* _Written exercise_:
Find and copy every line in the records that includes the string "this".

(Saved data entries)
::::::

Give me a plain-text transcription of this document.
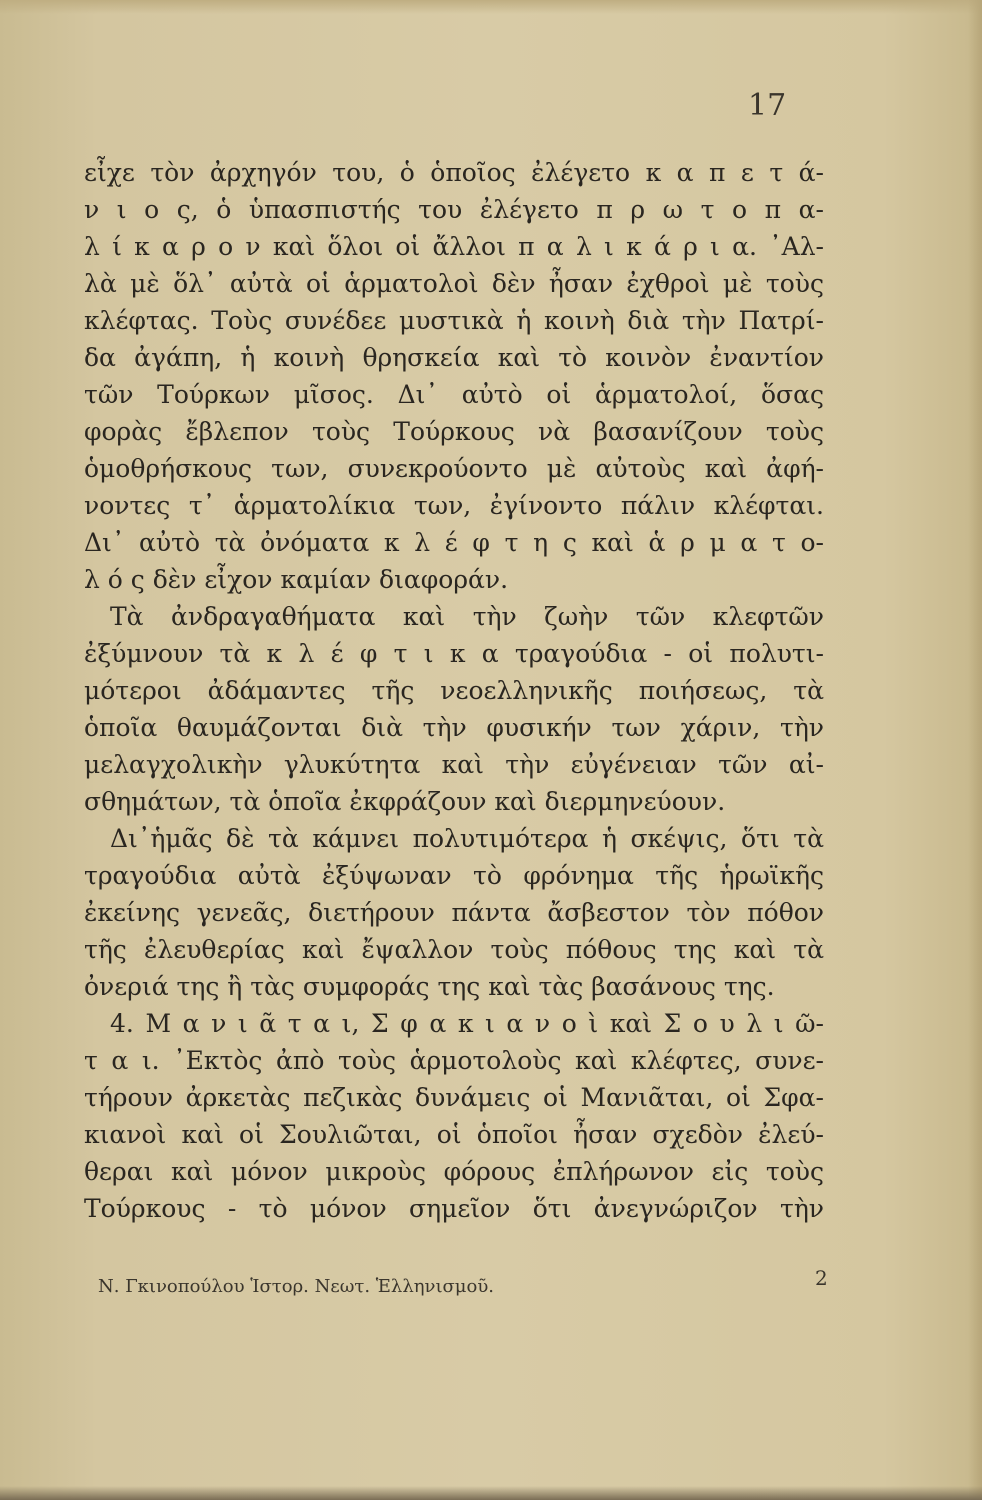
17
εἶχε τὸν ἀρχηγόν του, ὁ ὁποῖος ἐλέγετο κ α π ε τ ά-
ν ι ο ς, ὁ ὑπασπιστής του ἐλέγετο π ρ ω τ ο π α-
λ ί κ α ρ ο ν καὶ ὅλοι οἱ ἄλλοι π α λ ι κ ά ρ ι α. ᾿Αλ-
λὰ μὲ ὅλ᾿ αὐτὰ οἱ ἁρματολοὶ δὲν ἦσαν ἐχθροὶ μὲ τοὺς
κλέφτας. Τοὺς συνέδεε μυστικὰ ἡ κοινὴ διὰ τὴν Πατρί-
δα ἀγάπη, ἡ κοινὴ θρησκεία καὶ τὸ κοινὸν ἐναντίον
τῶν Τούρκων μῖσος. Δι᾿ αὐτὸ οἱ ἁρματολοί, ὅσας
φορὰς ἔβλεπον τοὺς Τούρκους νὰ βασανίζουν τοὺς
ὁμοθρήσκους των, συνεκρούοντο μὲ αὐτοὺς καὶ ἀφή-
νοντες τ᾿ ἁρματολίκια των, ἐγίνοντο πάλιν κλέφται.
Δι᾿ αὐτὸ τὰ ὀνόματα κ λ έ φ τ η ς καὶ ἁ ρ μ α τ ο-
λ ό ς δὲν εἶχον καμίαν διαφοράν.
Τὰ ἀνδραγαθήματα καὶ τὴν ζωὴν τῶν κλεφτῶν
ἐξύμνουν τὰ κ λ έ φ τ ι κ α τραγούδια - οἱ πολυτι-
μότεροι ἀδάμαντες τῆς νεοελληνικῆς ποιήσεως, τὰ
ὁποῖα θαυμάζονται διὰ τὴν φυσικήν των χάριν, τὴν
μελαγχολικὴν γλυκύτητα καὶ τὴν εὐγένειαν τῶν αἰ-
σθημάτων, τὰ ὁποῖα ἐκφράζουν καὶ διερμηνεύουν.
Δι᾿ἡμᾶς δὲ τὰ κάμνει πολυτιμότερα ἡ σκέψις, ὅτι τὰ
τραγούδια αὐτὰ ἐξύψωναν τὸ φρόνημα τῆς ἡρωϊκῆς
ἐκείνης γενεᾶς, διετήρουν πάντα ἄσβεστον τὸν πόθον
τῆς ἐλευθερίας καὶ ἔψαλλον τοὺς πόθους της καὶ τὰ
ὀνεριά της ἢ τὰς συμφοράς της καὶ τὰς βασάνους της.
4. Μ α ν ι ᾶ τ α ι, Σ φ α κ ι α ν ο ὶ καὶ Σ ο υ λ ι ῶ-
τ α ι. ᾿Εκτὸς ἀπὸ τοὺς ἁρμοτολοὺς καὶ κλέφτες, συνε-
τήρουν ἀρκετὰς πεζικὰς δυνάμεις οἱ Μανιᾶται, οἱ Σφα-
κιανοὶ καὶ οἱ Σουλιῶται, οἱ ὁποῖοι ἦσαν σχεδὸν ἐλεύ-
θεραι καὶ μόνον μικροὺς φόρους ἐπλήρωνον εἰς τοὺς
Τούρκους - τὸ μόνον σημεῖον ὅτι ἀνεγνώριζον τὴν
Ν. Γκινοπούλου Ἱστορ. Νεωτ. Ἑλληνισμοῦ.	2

::::::

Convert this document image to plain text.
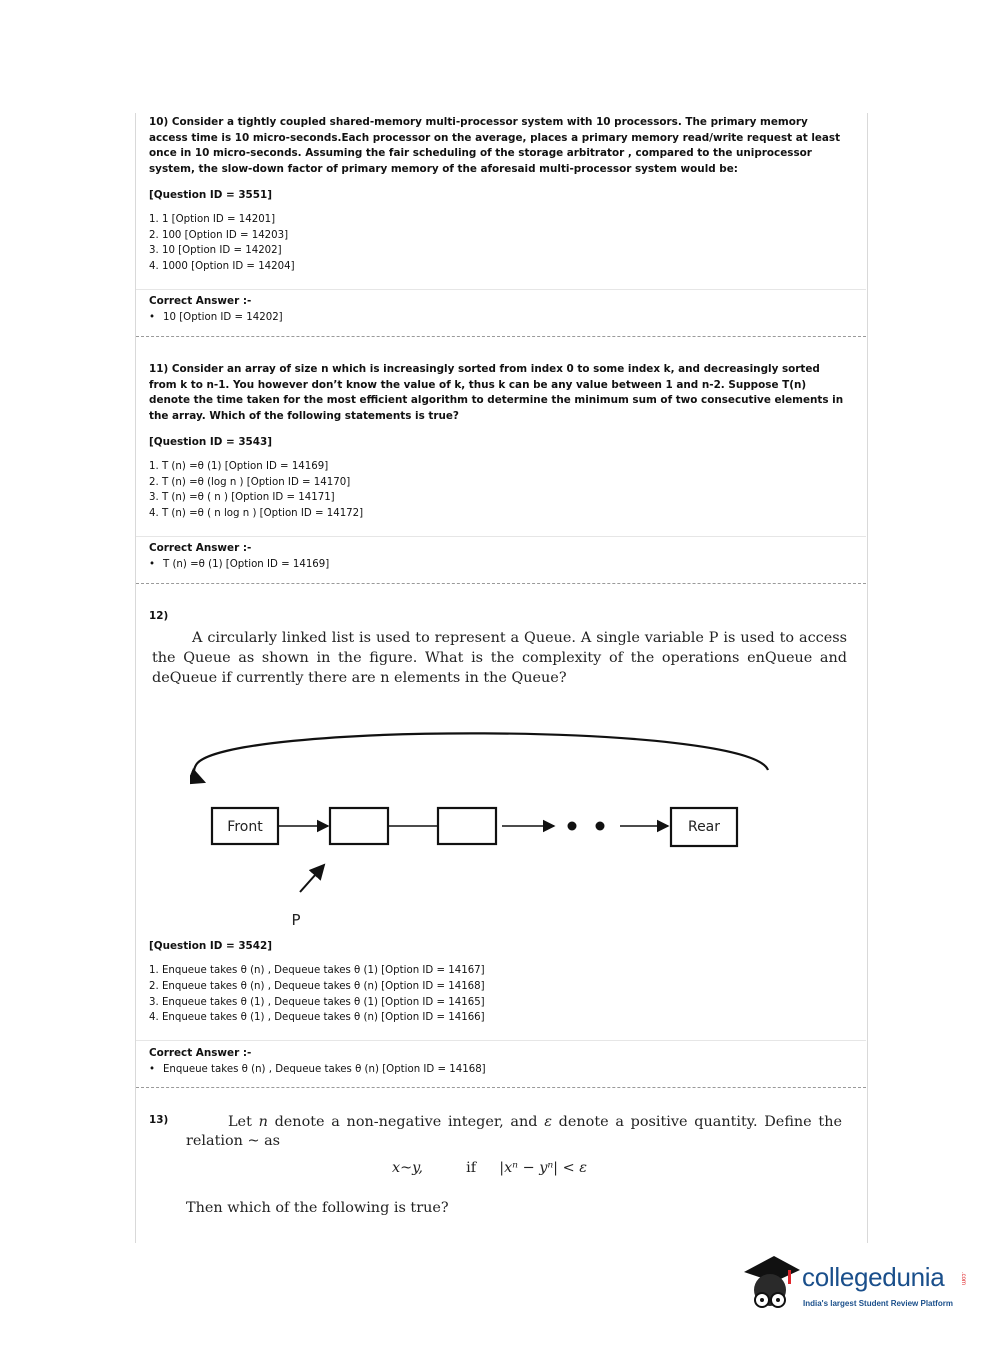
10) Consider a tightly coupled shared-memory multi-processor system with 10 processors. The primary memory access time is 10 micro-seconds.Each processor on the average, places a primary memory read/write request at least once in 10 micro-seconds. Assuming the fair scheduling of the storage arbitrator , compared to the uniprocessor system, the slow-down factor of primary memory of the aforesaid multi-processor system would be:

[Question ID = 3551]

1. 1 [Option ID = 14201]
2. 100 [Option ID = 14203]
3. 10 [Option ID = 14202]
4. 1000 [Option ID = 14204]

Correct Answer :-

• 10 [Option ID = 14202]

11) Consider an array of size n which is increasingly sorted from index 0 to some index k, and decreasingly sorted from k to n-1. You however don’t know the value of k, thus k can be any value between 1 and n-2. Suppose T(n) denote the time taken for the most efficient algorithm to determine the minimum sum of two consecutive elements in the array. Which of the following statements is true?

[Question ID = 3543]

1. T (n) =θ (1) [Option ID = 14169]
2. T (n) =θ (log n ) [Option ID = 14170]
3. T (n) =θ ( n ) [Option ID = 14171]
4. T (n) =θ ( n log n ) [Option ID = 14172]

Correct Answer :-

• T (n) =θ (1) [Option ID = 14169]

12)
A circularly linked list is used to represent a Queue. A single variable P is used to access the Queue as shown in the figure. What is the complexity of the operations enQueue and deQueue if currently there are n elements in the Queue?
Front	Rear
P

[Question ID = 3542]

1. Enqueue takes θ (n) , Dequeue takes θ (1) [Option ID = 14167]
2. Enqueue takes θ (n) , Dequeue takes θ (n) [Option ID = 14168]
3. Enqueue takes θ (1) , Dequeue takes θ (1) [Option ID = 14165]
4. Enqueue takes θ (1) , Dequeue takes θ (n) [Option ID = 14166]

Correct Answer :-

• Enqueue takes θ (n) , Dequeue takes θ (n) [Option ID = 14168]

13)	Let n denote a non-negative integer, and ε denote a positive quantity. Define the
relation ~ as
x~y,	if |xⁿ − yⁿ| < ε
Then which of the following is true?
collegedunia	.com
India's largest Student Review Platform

::::::

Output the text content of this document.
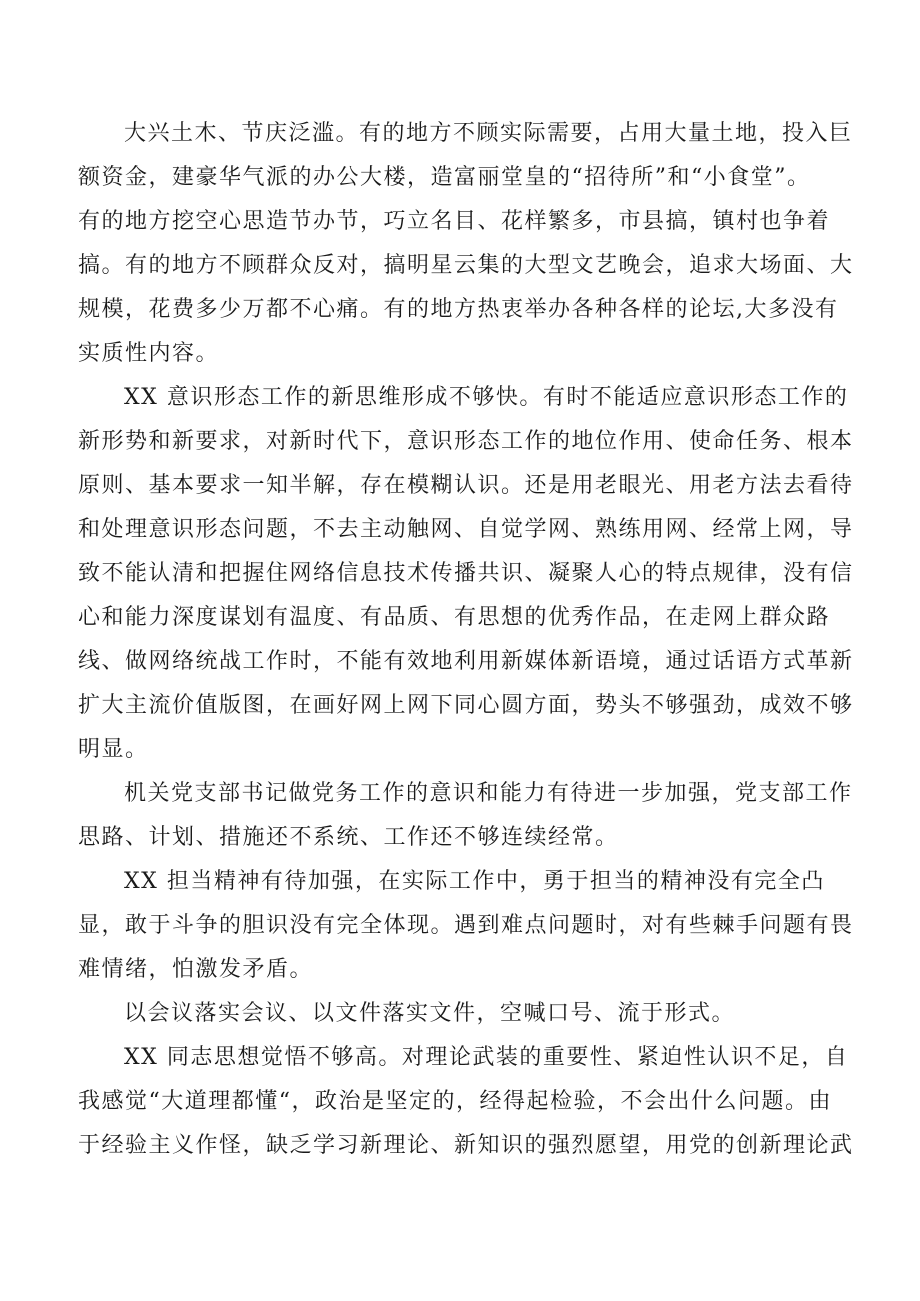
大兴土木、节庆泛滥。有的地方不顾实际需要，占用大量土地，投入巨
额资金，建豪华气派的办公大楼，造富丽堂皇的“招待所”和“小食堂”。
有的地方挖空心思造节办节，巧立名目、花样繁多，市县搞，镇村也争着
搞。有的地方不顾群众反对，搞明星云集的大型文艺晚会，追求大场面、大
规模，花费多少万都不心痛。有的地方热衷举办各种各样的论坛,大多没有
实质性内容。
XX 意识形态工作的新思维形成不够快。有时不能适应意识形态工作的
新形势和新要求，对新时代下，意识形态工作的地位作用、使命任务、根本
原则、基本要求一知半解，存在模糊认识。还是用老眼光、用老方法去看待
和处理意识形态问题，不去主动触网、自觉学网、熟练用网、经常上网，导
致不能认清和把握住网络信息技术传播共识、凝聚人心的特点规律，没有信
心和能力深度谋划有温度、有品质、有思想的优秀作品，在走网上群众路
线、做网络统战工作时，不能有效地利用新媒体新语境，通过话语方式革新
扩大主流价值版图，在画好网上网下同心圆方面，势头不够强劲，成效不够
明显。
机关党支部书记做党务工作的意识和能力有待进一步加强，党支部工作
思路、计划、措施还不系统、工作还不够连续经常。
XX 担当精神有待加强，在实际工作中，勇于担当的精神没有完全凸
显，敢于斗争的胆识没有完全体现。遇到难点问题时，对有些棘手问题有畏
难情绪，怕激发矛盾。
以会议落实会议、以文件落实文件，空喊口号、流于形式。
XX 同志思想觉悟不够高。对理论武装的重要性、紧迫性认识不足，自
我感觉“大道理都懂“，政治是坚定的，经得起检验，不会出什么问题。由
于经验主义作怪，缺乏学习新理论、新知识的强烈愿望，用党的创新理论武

::::::

* _Response to the task_:
Give me a plain-text transcription of this document.
Convert this document image to plain text.
Output the text content of this document.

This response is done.